[Element data from apps and pages]

================================

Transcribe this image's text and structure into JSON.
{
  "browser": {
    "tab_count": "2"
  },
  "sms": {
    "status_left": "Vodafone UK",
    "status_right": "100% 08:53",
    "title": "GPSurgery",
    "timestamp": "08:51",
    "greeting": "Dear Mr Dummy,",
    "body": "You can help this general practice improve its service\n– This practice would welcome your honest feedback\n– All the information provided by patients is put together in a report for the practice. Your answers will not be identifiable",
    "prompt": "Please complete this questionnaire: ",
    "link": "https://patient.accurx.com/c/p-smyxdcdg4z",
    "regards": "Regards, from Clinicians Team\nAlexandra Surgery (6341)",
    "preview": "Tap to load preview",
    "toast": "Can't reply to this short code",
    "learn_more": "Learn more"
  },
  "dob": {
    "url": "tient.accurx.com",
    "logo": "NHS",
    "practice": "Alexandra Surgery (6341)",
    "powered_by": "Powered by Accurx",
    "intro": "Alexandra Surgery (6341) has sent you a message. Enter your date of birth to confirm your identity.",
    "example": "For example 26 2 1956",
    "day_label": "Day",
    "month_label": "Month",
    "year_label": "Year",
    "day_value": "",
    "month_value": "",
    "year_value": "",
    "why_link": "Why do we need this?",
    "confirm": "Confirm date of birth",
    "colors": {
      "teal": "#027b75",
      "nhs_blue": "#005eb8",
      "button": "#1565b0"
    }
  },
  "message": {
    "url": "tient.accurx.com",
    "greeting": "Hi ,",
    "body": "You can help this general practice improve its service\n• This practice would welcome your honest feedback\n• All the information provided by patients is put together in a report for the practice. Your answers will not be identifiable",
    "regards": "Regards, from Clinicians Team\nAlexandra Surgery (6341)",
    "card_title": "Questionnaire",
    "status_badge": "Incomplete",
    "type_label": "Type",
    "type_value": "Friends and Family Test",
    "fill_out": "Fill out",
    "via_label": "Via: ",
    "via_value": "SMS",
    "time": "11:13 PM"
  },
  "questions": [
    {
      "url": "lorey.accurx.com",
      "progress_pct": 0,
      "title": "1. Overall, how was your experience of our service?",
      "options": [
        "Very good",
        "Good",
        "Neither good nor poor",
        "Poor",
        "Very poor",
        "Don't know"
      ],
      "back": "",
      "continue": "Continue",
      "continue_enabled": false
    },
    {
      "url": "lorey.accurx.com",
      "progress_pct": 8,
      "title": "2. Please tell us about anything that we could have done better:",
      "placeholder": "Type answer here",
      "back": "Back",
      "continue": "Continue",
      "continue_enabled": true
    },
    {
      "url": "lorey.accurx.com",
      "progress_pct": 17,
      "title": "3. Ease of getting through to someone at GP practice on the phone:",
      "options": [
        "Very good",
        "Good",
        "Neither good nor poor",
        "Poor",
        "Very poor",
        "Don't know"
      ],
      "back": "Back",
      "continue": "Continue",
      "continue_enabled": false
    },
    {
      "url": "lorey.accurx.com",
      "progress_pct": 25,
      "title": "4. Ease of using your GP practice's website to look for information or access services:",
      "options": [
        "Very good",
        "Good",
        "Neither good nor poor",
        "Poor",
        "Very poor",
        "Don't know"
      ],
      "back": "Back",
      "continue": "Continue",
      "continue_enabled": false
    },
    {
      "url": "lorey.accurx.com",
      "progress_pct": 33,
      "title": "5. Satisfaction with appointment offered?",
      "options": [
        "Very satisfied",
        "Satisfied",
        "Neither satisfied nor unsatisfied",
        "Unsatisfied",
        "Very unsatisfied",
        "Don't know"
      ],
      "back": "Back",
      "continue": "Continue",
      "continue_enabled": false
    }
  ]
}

================================

* PROBLEM DESCRIPTION:
Repeat the data above, word for word.

* REPLY:
Transcribe this image's text and structure into JSON.
{
  "browser": {
    "tab_count": "2"
  },
  "sms": {
    "status_left": "Vodafone UK",
    "status_right": "100% 08:53",
    "title": "GPSurgery",
    "timestamp": "08:51",
    "greeting": "Dear Mr Dummy,",
    "body": "You can help this general practice improve its service\n– This practice would welcome your honest feedback\n– All the information provided by patients is put together in a report for the practice. Your answers will not be identifiable",
    "prompt": "Please complete this questionnaire: ",
    "link": "https://patient.accurx.com/c/p-smyxdcdg4z",
    "regards": "Regards, from Clinicians Team\nAlexandra Surgery (6341)",
    "preview": "Tap to load preview",
    "toast": "Can't reply to this short code",
    "learn_more": "Learn more"
  },
  "dob": {
    "url": "tient.accurx.com",
    "logo": "NHS",
    "practice": "Alexandra Surgery (6341)",
    "powered_by": "Powered by Accurx",
    "intro": "Alexandra Surgery (6341) has sent you a message. Enter your date of birth to confirm your identity.",
    "example": "For example 26 2 1956",
    "day_label": "Day",
    "month_label": "Month",
    "year_label": "Year",
    "day_value": "",
    "month_value": "",
    "year_value": "",
    "why_link": "Why do we need this?",
    "confirm": "Confirm date of birth",
    "colors": {
      "teal": "#027b75",
      "nhs_blue": "#005eb8",
      "button": "#1565b0"
    }
  },
  "message": {
    "url": "tient.accurx.com",
    "greeting": "Hi ,",
    "body": "You can help this general practice improve its service\n• This practice would welcome your honest feedback\n• All the information provided by patients is put together in a report for the practice. Your answers will not be identifiable",
    "regards": "Regards, from Clinicians Team\nAlexandra Surgery (6341)",
    "card_title": "Questionnaire",
    "status_badge": "Incomplete",
    "type_label": "Type",
    "type_value": "Friends and Family Test",
    "fill_out": "Fill out",
    "via_label": "Via: ",
    "via_value": "SMS",
    "time": "11:13 PM"
  },
  "questions": [
    {
      "url": "lorey.accurx.com",
      "progress_pct": 0,
      "title": "1. Overall, how was your experience of our service?",
      "options": [
        "Very good",
        "Good",
        "Neither good nor poor",
        "Poor",
        "Very poor",
        "Don't know"
      ],
      "back": "",
      "continue": "Continue",
      "continue_enabled": false
    },
    {
      "url": "lorey.accurx.com",
      "progress_pct": 8,
      "title": "2. Please tell us about anything that we could have done better:",
      "placeholder": "Type answer here",
      "back": "Back",
      "continue": "Continue",
      "continue_enabled": true
    },
    {
      "url": "lorey.accurx.com",
      "progress_pct": 17,
      "title": "3. Ease of getting through to someone at GP practice on the phone:",
      "options": [
        "Very good",
        "Good",
        "Neither good nor poor",
        "Poor",
        "Very poor",
        "Don't know"
      ],
      "back": "Back",
      "continue": "Continue",
      "continue_enabled": false
    },
    {
      "url": "lorey.accurx.com",
      "progress_pct": 25,
      "title": "4. Ease of using your GP practice's website to look for information or access services:",
      "options": [
        "Very good",
        "Good",
        "Neither good nor poor",
        "Poor",
        "Very poor",
        "Don't know"
      ],
      "back": "Back",
      "continue": "Continue",
      "continue_enabled": false
    },
    {
      "url": "lorey.accurx.com",
      "progress_pct": 33,
      "title": "5. Satisfaction with appointment offered?",
      "options": [
        "Very satisfied",
        "Satisfied",
        "Neither satisfied nor unsatisfied",
        "Unsatisfied",
        "Very unsatisfied",
        "Don't know"
      ],
      "back": "Back",
      "continue": "Continue",
      "continue_enabled": false
    }
  ]
}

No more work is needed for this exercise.